> Your goal: For the data below, work out how many lines contain the word "från" and supply only that number.

> Given records:
····················

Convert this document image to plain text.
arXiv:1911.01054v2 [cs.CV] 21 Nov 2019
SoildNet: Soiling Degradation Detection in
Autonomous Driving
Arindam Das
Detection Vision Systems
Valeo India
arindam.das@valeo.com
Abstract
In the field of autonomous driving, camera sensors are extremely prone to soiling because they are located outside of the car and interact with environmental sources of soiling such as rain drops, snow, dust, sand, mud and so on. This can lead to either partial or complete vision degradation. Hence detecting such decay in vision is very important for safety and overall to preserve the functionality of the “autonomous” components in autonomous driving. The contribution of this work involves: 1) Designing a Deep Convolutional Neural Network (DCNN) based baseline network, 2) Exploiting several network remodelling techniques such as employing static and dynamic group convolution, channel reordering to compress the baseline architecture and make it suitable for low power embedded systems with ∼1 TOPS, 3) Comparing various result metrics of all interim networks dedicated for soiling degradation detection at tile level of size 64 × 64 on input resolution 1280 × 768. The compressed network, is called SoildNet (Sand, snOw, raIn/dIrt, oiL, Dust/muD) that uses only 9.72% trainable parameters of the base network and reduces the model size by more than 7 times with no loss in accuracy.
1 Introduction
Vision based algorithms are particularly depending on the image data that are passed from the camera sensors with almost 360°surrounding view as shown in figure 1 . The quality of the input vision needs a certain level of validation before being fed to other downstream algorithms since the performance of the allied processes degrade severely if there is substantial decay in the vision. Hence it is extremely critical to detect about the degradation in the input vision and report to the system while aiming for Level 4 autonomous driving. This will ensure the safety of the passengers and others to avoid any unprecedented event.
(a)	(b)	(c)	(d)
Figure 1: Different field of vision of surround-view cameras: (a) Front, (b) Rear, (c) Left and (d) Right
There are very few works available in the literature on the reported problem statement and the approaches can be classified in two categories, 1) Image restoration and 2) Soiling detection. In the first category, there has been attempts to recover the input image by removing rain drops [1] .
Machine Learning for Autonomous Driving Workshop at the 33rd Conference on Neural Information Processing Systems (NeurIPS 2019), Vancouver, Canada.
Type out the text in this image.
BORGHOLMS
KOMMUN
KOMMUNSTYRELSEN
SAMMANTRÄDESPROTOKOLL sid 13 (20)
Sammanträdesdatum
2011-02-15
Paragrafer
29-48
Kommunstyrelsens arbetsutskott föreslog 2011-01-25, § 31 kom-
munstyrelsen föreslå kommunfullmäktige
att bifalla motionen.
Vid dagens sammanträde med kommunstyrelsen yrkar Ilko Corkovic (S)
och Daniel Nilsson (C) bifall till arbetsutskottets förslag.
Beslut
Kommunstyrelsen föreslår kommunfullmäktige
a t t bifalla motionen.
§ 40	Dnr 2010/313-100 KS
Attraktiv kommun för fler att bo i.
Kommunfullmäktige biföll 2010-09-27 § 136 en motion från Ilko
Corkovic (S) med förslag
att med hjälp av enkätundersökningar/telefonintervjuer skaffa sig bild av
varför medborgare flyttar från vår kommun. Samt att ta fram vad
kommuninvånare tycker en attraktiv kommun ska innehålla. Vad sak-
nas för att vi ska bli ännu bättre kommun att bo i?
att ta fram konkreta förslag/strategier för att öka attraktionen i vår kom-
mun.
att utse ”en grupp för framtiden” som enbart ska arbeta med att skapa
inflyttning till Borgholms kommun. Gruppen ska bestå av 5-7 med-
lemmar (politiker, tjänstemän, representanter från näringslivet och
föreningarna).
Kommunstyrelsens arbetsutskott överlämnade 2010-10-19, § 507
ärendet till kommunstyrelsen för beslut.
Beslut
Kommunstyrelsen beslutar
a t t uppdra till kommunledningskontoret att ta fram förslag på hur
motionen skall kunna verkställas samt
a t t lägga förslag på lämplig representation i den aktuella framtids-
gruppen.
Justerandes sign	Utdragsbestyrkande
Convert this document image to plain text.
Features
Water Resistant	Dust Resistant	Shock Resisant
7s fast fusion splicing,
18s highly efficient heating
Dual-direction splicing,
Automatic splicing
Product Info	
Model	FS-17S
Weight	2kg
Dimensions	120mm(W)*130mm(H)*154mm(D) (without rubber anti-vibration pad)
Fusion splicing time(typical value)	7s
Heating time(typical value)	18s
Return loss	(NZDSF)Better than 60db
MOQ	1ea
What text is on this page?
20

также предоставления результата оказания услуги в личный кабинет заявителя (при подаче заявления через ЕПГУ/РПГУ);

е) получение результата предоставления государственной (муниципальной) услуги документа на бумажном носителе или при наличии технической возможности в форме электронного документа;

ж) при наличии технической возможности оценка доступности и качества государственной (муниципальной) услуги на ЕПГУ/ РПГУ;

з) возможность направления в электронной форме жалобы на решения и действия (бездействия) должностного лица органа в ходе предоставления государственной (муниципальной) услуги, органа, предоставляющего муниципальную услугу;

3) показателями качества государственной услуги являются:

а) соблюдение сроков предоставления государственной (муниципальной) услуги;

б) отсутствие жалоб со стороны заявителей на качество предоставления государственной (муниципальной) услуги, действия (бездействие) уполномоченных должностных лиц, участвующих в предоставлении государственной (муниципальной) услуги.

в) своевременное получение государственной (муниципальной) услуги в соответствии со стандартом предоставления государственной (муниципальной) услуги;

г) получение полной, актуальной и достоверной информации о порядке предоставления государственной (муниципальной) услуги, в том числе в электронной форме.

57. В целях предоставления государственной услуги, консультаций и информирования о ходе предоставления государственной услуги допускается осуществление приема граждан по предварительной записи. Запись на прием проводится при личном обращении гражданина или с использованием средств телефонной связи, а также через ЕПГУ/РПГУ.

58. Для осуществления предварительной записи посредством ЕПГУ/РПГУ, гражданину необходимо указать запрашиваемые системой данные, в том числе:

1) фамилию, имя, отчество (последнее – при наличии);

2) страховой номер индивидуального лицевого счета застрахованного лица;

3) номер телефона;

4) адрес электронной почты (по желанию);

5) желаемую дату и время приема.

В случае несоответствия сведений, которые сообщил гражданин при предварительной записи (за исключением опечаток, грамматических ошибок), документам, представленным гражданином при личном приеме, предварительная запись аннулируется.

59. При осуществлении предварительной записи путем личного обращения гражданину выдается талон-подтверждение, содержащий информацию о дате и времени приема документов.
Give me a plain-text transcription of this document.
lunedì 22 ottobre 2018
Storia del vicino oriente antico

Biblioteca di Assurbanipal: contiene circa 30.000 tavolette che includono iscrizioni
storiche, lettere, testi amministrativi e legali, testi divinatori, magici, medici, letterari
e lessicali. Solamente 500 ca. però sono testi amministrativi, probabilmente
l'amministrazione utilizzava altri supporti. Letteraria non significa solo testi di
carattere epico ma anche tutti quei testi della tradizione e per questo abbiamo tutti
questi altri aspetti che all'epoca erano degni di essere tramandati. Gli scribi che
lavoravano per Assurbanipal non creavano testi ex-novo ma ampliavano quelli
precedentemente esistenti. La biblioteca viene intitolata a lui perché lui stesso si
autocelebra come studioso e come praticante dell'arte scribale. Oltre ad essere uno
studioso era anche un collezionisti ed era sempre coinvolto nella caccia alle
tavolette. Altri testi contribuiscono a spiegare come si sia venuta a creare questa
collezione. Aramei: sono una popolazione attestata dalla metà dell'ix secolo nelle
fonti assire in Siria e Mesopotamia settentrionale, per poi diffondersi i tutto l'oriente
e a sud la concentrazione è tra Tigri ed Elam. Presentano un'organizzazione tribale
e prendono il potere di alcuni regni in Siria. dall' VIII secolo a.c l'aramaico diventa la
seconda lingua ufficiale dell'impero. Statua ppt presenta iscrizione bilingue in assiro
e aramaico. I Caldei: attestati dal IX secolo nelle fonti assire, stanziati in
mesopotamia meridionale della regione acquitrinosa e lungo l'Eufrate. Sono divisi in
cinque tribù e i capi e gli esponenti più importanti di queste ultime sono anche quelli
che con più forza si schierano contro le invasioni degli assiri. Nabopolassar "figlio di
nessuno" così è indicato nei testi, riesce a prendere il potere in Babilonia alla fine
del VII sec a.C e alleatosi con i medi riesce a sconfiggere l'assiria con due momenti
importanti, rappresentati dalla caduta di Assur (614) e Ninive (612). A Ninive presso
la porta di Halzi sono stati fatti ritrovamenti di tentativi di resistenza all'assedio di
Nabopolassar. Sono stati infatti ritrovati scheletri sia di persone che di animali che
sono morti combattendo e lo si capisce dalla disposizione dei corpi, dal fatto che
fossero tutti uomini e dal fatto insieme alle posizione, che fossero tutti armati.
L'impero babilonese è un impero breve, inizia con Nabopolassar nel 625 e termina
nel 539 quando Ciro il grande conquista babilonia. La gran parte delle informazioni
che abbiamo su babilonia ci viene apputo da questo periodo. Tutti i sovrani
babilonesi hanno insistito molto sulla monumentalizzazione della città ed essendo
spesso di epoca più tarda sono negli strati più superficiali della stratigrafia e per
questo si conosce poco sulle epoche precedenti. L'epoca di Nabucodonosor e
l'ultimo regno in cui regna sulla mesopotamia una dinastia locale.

····················

> Worked solution: 3